* begin Given information *
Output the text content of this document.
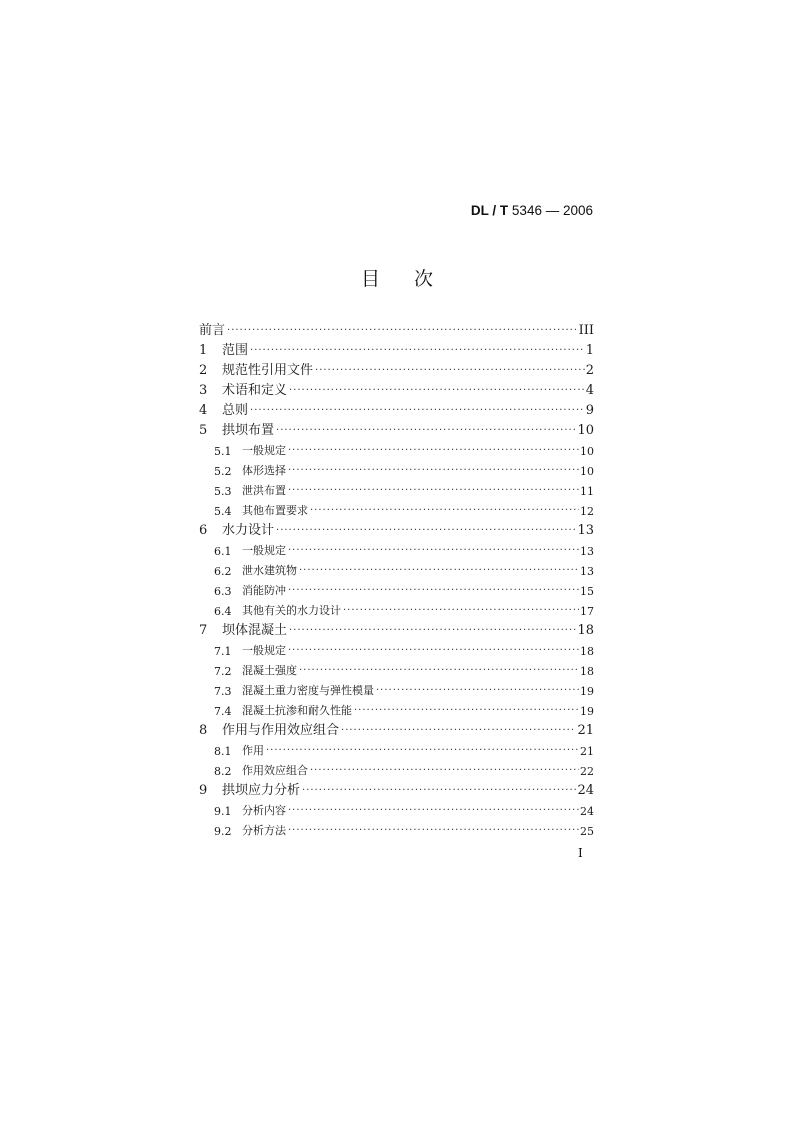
DL / T 5346 — 2006
目次
前言 ·····	III
1	范围 ·····	1
2	规范性引用文件 ·····	2
3	术语和定义 ·····	4
4	总则 ·····	9
5	拱坝布置 ·····	10
5.1 一般规定 ·····	10
5.2 体形选择 ·····	10
5.3 泄洪布置 ·····	11
5.4 其他布置要求 ·····	12
6	水力设计 ·····	13
6.1 一般规定 ·····	13
6.2 泄水建筑物 ·····	13
6.3 消能防冲 ·····	15
6.4 其他有关的水力设计 ·····	17
7	坝体混凝土 ·····	18
7.1 一般规定 ·····	18
7.2 混凝土强度 ·····	18
7.3 混凝土重力密度与弹性模量 ·····	19
7.4 混凝土抗渗和耐久性能 ·····	19
8	作用与作用效应组合 ·····	21
8.1 作用 ·····	21
8.2 作用效应组合 ·····	22
9	拱坝应力分析 ·····	24
9.1 分析内容 ·····	24
9.2 分析方法 ·····	25
I
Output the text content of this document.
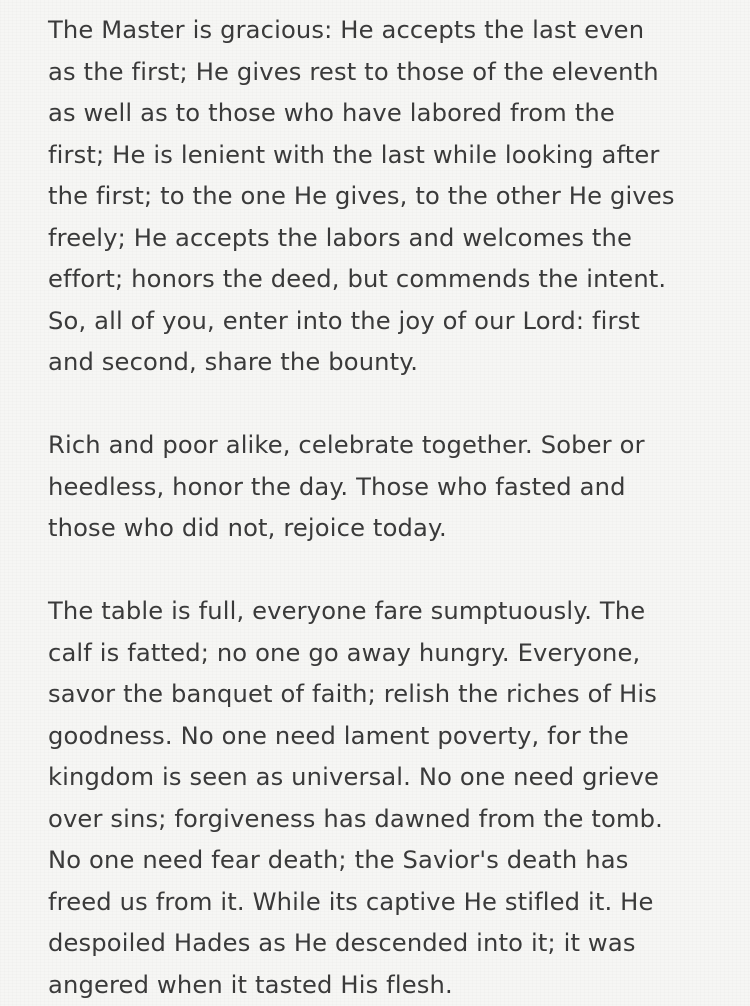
The Master is gracious: He accepts the last even

as the first; He gives rest to those of the eleventh

as well as to those who have labored from the

first; He is lenient with the last while looking after

the first; to the one He gives, to the other He gives

freely; He accepts the labors and welcomes the

effort; honors the deed, but commends the intent.

So, all of you, enter into the joy of our Lord: first

and second, share the bounty.

Rich and poor alike, celebrate together. Sober or

heedless, honor the day. Those who fasted and

those who did not, rejoice today.

The table is full, everyone fare sumptuously. The

calf is fatted; no one go away hungry. Everyone,

savor the banquet of faith; relish the riches of His

goodness. No one need lament poverty, for the

kingdom is seen as universal. No one need grieve

over sins; forgiveness has dawned from the tomb.

No one need fear death; the Savior's death has

freed us from it. While its captive He stifled it. He

despoiled Hades as He descended into it; it was

angered when it tasted His flesh.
* end Given information *
Reproduce the material in full, word for word, and omit the pictures.

Output the text content of this document.
DL / T 5346 — 2006
目次
前言 ·····	III
1	范围 ·····	1
2	规范性引用文件 ·····	2
3	术语和定义 ·····	4
4	总则 ·····	9
5	拱坝布置 ·····	10
5.1 一般规定 ·····	10
5.2 体形选择 ·····	10
5.3 泄洪布置 ·····	11
5.4 其他布置要求 ·····	12
6	水力设计 ·····	13
6.1 一般规定 ·····	13
6.2 泄水建筑物 ·····	13
6.3 消能防冲 ·····	15
6.4 其他有关的水力设计 ·····	17
7	坝体混凝土 ·····	18
7.1 一般规定 ·····	18
7.2 混凝土强度 ·····	18
7.3 混凝土重力密度与弹性模量 ·····	19
7.4 混凝土抗渗和耐久性能 ·····	19
8	作用与作用效应组合 ·····	21
8.1 作用 ·····	21
8.2 作用效应组合 ·····	22
9	拱坝应力分析 ·····	24
9.1 分析内容 ·····	24
9.2 分析方法 ·····	25
I
Output the text content of this document.
The Master is gracious: He accepts the last even

as the first; He gives rest to those of the eleventh

as well as to those who have labored from the

first; He is lenient with the last while looking after

the first; to the one He gives, to the other He gives

freely; He accepts the labors and welcomes the

effort; honors the deed, but commends the intent.

So, all of you, enter into the joy of our Lord: first

and second, share the bounty.

Rich and poor alike, celebrate together. Sober or

heedless, honor the day. Those who fasted and

those who did not, rejoice today.

The table is full, everyone fare sumptuously. The

calf is fatted; no one go away hungry. Everyone,

savor the banquet of faith; relish the riches of His

goodness. No one need lament poverty, for the

kingdom is seen as universal. No one need grieve

over sins; forgiveness has dawned from the tomb.

No one need fear death; the Savior's death has

freed us from it. While its captive He stifled it. He

despoiled Hades as He descended into it; it was

angered when it tasted His flesh.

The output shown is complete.